[BEGIN Supplied information]

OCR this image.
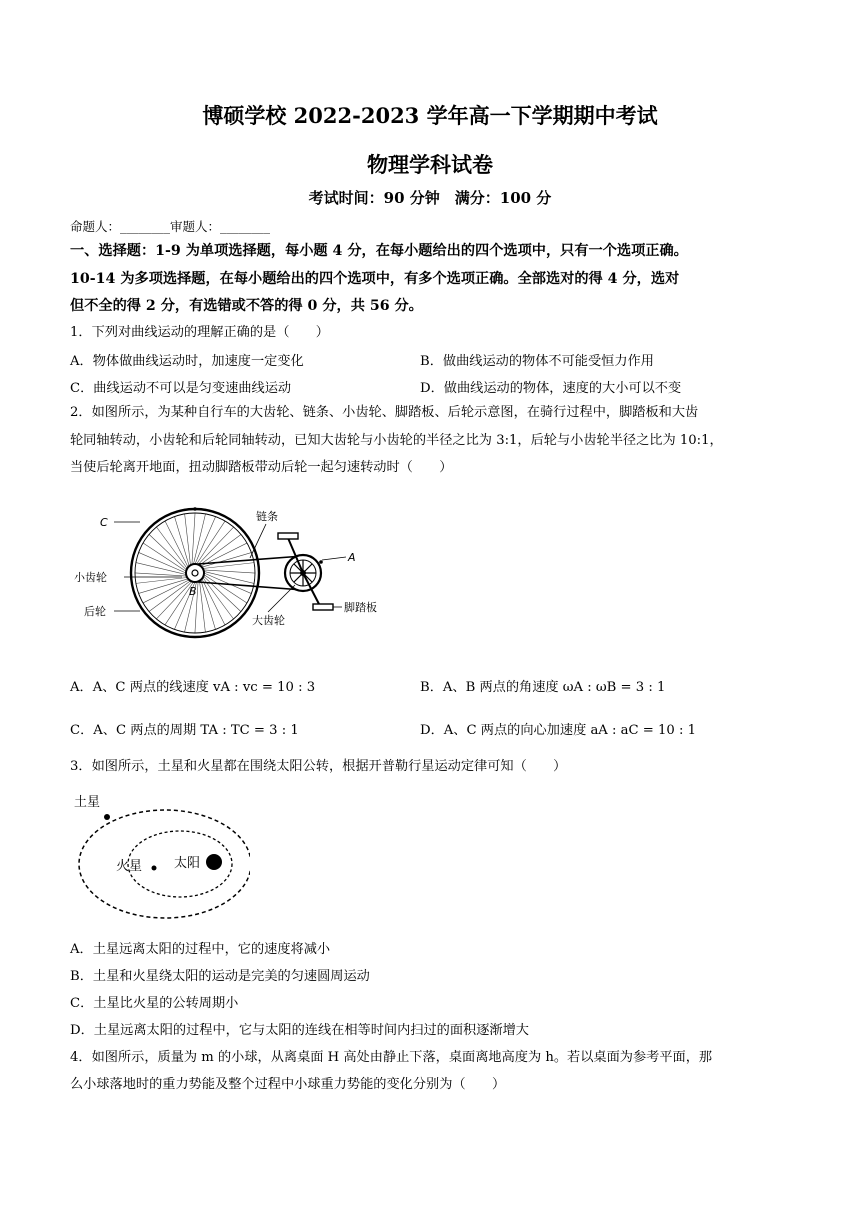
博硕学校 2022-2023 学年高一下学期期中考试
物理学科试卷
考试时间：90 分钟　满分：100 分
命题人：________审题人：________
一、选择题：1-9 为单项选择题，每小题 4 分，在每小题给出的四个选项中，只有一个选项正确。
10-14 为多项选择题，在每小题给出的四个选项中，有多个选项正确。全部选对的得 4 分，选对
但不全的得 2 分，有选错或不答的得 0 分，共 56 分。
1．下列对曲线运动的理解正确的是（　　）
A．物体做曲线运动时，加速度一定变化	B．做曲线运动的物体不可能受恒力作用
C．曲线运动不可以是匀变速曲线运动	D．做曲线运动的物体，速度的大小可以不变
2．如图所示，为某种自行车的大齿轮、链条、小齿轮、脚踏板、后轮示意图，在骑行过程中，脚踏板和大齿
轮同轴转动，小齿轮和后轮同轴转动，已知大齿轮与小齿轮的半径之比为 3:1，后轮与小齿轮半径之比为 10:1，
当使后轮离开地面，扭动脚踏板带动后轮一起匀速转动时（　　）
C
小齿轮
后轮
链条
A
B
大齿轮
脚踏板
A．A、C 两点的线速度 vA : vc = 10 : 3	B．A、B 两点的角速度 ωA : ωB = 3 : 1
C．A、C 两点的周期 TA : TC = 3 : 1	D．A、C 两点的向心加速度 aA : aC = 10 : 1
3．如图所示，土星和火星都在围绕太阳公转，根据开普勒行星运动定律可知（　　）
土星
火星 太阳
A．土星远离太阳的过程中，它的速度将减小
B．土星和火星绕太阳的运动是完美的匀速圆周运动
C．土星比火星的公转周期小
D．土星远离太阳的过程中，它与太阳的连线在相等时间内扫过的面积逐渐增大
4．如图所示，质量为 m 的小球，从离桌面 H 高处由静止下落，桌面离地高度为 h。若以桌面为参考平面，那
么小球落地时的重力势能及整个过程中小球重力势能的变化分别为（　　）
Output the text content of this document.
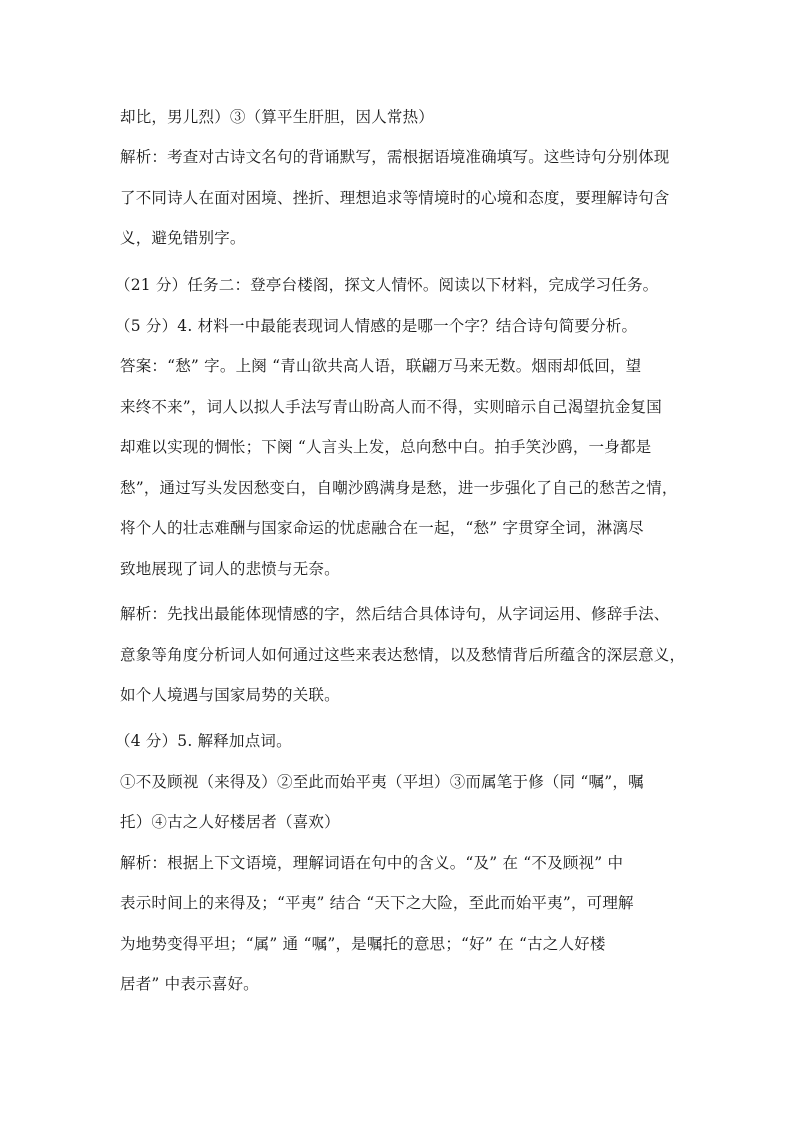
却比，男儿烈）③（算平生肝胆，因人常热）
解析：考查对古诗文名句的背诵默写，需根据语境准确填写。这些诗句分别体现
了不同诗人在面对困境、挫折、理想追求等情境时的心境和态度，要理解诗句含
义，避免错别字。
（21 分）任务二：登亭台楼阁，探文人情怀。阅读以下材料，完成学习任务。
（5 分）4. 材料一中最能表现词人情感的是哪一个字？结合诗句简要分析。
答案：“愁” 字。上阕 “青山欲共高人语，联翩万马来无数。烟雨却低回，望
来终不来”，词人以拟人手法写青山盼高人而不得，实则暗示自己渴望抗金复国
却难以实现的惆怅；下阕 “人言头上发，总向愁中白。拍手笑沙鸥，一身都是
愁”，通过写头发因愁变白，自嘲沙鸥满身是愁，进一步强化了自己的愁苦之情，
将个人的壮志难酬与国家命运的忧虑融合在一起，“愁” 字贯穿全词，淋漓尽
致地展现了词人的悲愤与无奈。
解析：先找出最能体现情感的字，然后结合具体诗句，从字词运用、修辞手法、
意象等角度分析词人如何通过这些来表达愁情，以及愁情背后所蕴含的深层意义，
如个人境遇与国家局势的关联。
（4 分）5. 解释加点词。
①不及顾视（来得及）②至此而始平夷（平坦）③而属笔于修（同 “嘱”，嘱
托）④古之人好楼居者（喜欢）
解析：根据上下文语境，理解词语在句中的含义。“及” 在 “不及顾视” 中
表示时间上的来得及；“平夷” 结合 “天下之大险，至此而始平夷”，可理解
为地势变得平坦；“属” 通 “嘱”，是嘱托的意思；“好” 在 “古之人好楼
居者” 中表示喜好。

[END Supplied information]
[BEGIN Supplied information]

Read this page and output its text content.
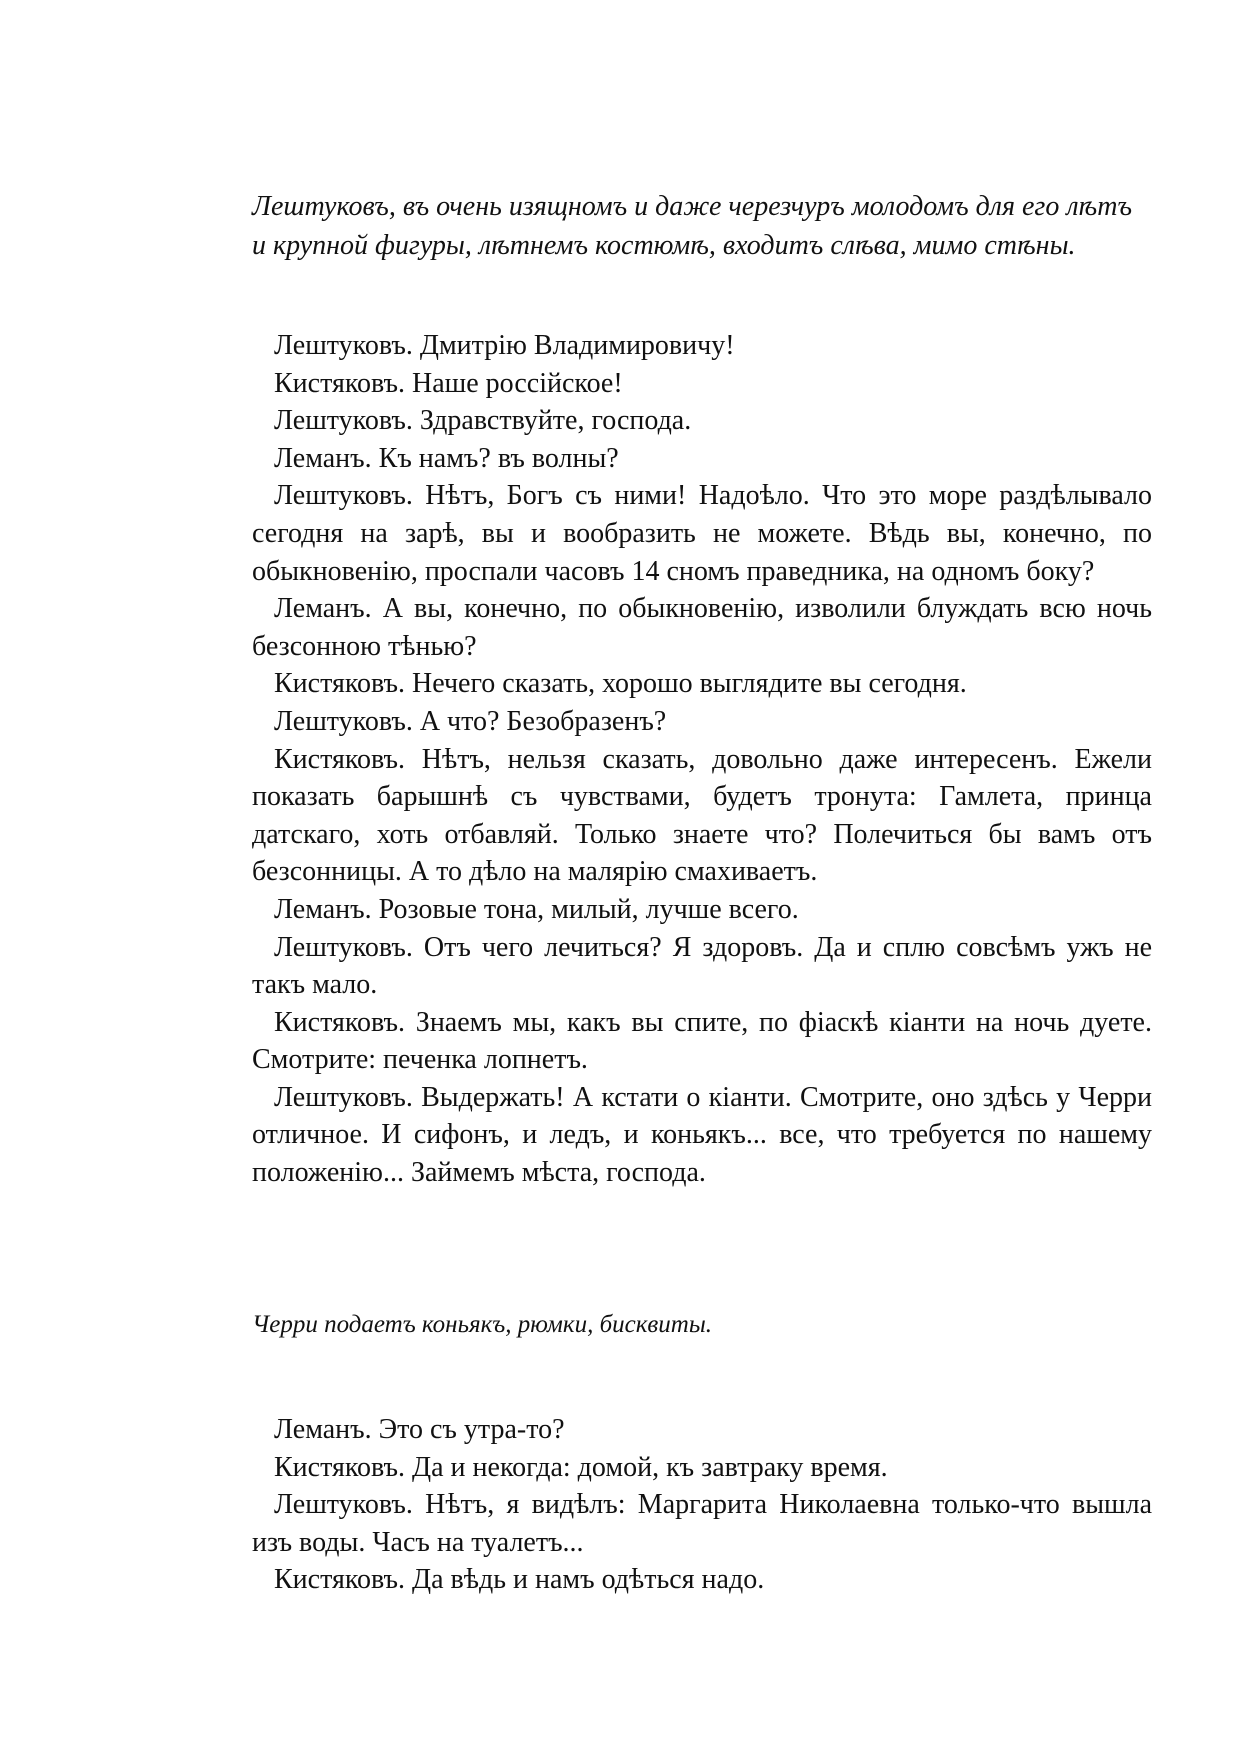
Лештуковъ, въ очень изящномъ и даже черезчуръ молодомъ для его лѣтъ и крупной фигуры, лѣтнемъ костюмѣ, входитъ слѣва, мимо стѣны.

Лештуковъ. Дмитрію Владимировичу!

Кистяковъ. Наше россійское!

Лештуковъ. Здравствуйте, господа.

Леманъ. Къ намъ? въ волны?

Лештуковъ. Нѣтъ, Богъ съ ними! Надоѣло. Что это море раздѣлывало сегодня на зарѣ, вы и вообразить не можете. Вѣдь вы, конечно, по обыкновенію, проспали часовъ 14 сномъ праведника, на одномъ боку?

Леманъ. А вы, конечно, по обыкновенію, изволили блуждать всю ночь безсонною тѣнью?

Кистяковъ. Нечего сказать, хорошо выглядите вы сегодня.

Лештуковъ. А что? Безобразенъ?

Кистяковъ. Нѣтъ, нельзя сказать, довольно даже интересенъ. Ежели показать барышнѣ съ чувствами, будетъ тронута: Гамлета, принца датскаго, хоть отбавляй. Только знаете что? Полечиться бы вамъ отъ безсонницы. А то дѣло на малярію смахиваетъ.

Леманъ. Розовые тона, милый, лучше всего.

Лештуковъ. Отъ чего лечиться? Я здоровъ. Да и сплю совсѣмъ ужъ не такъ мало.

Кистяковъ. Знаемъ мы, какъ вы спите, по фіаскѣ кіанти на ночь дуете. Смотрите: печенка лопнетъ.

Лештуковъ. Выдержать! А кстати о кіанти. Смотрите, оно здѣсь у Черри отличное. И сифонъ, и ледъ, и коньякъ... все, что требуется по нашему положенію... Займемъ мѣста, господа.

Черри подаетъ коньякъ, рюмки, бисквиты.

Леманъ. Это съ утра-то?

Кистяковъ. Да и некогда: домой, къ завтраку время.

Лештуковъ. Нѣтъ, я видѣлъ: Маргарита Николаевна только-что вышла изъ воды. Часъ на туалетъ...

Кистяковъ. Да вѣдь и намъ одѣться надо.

[END Supplied information]

Given request
Copy out each line of the data where the string "коньякъ" appears.

Full output
Лештуковъ. Выдержать! А кстати о кіанти. Смотрите, оно здѣсь у Черри отличное. И сифонъ, и ледъ, и коньякъ... все, что требуется по нашему положенію... Займемъ мѣста, господа.
Черри подаетъ коньякъ, рюмки, бисквиты.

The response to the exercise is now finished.